_Layout dataset entries_
** start **
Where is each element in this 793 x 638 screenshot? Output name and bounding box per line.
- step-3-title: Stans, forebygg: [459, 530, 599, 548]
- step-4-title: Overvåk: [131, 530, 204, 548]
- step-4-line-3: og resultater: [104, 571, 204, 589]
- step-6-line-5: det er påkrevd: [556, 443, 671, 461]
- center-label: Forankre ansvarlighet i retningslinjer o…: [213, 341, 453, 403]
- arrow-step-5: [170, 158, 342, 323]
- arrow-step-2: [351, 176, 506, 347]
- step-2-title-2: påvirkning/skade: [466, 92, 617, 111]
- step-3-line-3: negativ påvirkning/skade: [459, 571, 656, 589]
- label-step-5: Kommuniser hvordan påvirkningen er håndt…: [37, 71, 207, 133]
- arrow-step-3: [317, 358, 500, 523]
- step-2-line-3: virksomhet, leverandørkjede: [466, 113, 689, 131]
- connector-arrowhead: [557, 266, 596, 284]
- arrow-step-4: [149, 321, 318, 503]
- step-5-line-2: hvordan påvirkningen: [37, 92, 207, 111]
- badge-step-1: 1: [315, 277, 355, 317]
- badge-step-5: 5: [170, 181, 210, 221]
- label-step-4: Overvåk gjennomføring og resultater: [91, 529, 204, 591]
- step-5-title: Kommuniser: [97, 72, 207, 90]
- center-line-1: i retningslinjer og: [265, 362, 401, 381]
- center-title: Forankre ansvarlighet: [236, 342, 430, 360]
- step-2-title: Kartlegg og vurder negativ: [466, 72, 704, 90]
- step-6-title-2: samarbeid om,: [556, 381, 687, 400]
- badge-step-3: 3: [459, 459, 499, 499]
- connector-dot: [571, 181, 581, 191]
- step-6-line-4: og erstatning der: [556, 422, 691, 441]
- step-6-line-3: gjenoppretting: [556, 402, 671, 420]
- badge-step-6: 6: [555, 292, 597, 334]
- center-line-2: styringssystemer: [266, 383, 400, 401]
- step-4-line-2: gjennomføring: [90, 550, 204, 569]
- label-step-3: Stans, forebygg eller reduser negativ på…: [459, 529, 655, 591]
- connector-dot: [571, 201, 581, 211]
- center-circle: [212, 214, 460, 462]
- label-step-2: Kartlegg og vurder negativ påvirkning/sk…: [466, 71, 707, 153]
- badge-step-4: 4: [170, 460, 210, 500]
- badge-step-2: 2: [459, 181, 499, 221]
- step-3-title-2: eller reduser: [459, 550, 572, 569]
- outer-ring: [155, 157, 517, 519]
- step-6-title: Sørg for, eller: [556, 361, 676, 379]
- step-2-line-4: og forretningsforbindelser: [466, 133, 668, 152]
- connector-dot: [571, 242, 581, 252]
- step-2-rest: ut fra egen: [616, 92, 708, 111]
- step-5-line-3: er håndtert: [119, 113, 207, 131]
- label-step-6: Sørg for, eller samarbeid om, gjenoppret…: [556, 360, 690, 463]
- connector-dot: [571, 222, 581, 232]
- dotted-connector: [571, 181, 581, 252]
** end **
_YOUR INSTRUCTIONS_
Return every line of the records above unchanged, with the same characters, spacing, and order.

_REPLY TO THE TASK_
Where is each element in this 793 x 638 screenshot? Output name and bounding box per line.
- step-3-title: Stans, forebygg: [459, 530, 599, 548]
- step-4-title: Overvåk: [131, 530, 204, 548]
- step-4-line-3: og resultater: [104, 571, 204, 589]
- step-6-line-5: det er påkrevd: [556, 443, 671, 461]
- center-label: Forankre ansvarlighet i retningslinjer o…: [213, 341, 453, 403]
- arrow-step-5: [170, 158, 342, 323]
- arrow-step-2: [351, 176, 506, 347]
- step-2-title-2: påvirkning/skade: [466, 92, 617, 111]
- step-3-line-3: negativ påvirkning/skade: [459, 571, 656, 589]
- label-step-5: Kommuniser hvordan påvirkningen er håndt…: [37, 71, 207, 133]
- arrow-step-3: [317, 358, 500, 523]
- step-2-line-3: virksomhet, leverandørkjede: [466, 113, 689, 131]
- connector-arrowhead: [557, 266, 596, 284]
- arrow-step-4: [149, 321, 318, 503]
- step-5-line-2: hvordan påvirkningen: [37, 92, 207, 111]
- badge-step-1: 1: [315, 277, 355, 317]
- badge-step-5: 5: [170, 181, 210, 221]
- label-step-4: Overvåk gjennomføring og resultater: [91, 529, 204, 591]
- step-5-title: Kommuniser: [97, 72, 207, 90]
- center-line-1: i retningslinjer og: [265, 362, 401, 381]
- center-title: Forankre ansvarlighet: [236, 342, 430, 360]
- step-2-title: Kartlegg og vurder negativ: [466, 72, 704, 90]
- step-6-title-2: samarbeid om,: [556, 381, 687, 400]
- badge-step-3: 3: [459, 459, 499, 499]
- connector-dot: [571, 181, 581, 191]
- step-6-line-4: og erstatning der: [556, 422, 691, 441]
- step-6-line-3: gjenoppretting: [556, 402, 671, 420]
- badge-step-6: 6: [555, 292, 597, 334]
- center-line-2: styringssystemer: [266, 383, 400, 401]
- step-4-line-2: gjennomføring: [90, 550, 204, 569]
- label-step-3: Stans, forebygg eller reduser negativ på…: [459, 529, 655, 591]
- connector-dot: [571, 201, 581, 211]
- center-circle: [212, 214, 460, 462]
- label-step-2: Kartlegg og vurder negativ påvirkning/sk…: [466, 71, 707, 153]
- badge-step-4: 4: [170, 460, 210, 500]
- badge-step-2: 2: [459, 181, 499, 221]
- step-3-title-2: eller reduser: [459, 550, 572, 569]
- outer-ring: [155, 157, 517, 519]
- step-6-title: Sørg for, eller: [556, 361, 676, 379]
- step-2-line-4: og forretningsforbindelser: [466, 133, 668, 152]
- connector-dot: [571, 242, 581, 252]
- step-2-rest: ut fra egen: [616, 92, 708, 111]
- step-5-line-3: er håndtert: [119, 113, 207, 131]
- label-step-6: Sørg for, eller samarbeid om, gjenoppret…: [556, 360, 690, 463]
- connector-dot: [571, 222, 581, 232]
- dotted-connector: [571, 181, 581, 252]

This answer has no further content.